##### Task material
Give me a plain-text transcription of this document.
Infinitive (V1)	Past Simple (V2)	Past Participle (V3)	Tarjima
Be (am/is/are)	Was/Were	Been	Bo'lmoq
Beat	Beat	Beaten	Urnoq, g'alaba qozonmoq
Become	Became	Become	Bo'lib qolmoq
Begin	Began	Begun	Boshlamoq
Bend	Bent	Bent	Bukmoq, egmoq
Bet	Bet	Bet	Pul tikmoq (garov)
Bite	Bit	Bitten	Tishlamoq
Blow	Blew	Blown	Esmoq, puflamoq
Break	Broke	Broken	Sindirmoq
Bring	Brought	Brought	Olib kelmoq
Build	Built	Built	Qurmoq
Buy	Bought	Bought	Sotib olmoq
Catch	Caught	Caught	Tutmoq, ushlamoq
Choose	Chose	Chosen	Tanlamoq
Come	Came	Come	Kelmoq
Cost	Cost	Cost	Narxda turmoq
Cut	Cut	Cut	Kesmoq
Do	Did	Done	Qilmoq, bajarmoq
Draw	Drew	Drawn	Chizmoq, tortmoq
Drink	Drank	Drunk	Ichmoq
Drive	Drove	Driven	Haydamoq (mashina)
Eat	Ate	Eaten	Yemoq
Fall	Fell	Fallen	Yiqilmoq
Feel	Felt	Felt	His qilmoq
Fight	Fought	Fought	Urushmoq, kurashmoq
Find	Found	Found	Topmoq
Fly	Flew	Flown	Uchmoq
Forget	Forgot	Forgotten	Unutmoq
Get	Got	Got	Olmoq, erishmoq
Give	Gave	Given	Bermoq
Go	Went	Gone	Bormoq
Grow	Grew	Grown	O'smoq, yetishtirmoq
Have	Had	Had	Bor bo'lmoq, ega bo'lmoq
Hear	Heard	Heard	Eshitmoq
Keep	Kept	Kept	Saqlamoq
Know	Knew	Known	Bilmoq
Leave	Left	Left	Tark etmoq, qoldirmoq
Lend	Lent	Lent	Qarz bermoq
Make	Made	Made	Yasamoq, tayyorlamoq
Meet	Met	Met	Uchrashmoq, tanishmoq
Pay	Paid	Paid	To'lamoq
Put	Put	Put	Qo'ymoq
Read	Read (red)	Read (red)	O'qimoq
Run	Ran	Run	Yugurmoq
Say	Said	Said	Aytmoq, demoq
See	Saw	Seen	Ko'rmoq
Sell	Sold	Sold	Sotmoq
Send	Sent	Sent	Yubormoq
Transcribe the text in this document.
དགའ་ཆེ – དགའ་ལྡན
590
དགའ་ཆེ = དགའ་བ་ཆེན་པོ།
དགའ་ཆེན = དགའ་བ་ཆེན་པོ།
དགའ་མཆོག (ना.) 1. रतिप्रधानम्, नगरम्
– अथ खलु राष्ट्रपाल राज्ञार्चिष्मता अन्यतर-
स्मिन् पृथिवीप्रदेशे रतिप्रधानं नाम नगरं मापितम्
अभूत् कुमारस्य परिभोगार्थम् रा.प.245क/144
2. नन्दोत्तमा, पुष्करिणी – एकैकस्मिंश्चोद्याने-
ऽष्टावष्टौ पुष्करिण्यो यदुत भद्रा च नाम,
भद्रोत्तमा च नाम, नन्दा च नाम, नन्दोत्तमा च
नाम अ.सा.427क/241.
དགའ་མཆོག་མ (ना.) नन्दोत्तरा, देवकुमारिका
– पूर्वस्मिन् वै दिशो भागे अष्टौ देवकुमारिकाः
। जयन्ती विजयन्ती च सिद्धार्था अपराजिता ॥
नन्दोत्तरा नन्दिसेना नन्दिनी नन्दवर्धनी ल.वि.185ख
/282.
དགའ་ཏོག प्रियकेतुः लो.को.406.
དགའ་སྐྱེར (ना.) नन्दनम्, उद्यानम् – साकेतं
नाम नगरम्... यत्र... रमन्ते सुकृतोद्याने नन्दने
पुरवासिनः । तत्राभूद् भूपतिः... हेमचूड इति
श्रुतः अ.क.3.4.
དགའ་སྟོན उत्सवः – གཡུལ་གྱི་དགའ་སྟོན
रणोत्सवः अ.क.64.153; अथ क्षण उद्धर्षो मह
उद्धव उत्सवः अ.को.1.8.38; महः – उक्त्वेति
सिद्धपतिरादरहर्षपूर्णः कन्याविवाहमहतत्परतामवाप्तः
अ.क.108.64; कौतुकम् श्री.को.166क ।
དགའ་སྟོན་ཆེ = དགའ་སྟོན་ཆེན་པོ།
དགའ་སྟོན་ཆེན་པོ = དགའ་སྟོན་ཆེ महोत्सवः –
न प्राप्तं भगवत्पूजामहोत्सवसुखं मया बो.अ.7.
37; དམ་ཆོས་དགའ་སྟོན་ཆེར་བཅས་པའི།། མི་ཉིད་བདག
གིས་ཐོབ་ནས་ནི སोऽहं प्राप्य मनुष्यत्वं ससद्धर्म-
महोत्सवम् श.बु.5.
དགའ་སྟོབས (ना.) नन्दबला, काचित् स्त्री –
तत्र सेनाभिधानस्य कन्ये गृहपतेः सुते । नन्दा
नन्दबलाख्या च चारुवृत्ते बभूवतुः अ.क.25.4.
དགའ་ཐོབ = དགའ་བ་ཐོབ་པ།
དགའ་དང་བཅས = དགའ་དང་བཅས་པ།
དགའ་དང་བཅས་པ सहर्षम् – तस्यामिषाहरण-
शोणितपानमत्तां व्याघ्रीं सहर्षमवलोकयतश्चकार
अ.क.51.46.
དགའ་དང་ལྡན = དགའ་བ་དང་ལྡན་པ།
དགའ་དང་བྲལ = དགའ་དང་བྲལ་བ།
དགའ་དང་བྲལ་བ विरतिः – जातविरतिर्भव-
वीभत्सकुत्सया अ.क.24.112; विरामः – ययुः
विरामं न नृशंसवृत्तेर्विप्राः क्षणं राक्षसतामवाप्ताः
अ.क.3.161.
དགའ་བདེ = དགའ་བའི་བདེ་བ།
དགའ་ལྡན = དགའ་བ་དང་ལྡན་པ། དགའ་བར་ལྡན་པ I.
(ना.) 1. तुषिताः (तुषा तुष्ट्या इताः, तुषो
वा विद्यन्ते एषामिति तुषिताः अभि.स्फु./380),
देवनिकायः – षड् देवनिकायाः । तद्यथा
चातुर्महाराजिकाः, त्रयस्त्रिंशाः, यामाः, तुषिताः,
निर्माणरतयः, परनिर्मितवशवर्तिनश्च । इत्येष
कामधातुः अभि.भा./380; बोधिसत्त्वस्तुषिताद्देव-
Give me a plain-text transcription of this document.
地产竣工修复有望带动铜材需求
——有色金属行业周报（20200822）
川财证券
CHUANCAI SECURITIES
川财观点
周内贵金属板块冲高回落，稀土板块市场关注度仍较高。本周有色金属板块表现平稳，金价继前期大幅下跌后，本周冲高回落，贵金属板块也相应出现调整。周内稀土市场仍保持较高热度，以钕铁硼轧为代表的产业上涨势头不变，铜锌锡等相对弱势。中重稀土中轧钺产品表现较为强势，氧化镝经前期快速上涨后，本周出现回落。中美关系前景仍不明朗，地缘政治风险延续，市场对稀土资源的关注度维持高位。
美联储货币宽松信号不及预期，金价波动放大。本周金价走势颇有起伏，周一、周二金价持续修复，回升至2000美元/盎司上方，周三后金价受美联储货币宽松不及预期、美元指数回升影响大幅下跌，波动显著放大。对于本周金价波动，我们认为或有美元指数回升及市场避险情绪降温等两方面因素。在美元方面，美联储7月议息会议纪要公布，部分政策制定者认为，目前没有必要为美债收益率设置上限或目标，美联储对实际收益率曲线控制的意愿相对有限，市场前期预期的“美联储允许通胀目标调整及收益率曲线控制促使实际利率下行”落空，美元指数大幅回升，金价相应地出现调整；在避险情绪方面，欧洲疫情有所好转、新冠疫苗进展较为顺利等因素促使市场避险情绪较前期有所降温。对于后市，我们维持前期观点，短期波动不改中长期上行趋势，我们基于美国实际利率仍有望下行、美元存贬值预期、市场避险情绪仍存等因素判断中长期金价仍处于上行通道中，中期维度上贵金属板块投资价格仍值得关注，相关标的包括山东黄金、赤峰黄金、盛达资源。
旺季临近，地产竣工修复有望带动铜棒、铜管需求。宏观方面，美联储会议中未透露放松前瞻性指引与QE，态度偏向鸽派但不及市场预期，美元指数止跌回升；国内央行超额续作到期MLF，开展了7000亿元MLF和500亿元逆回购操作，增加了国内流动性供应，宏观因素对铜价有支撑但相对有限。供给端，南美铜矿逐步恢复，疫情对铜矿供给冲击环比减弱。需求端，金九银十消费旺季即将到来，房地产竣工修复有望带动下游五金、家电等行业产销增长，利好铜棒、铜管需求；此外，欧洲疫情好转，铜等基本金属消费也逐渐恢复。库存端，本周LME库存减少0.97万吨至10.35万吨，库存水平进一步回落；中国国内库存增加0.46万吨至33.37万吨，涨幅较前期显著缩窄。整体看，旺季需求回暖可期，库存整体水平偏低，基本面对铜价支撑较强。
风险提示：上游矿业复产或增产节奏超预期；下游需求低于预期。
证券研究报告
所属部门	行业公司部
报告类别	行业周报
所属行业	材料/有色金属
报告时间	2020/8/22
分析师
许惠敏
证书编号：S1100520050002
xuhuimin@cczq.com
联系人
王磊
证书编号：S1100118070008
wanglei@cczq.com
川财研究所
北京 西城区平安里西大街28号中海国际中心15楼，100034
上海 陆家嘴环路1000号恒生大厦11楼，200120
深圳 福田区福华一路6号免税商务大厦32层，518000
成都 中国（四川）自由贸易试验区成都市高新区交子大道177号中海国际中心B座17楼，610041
##########
The task:
Isolate each line of the listing above that includes "नगरम". Copy it.

Finished exercise:
དགའ་མཆོག (ना.) 1. रतिप्रधानम्, नगरम्
नाम नगरम्... यत्र... रमन्ते सुकृतोद्याने नन्दने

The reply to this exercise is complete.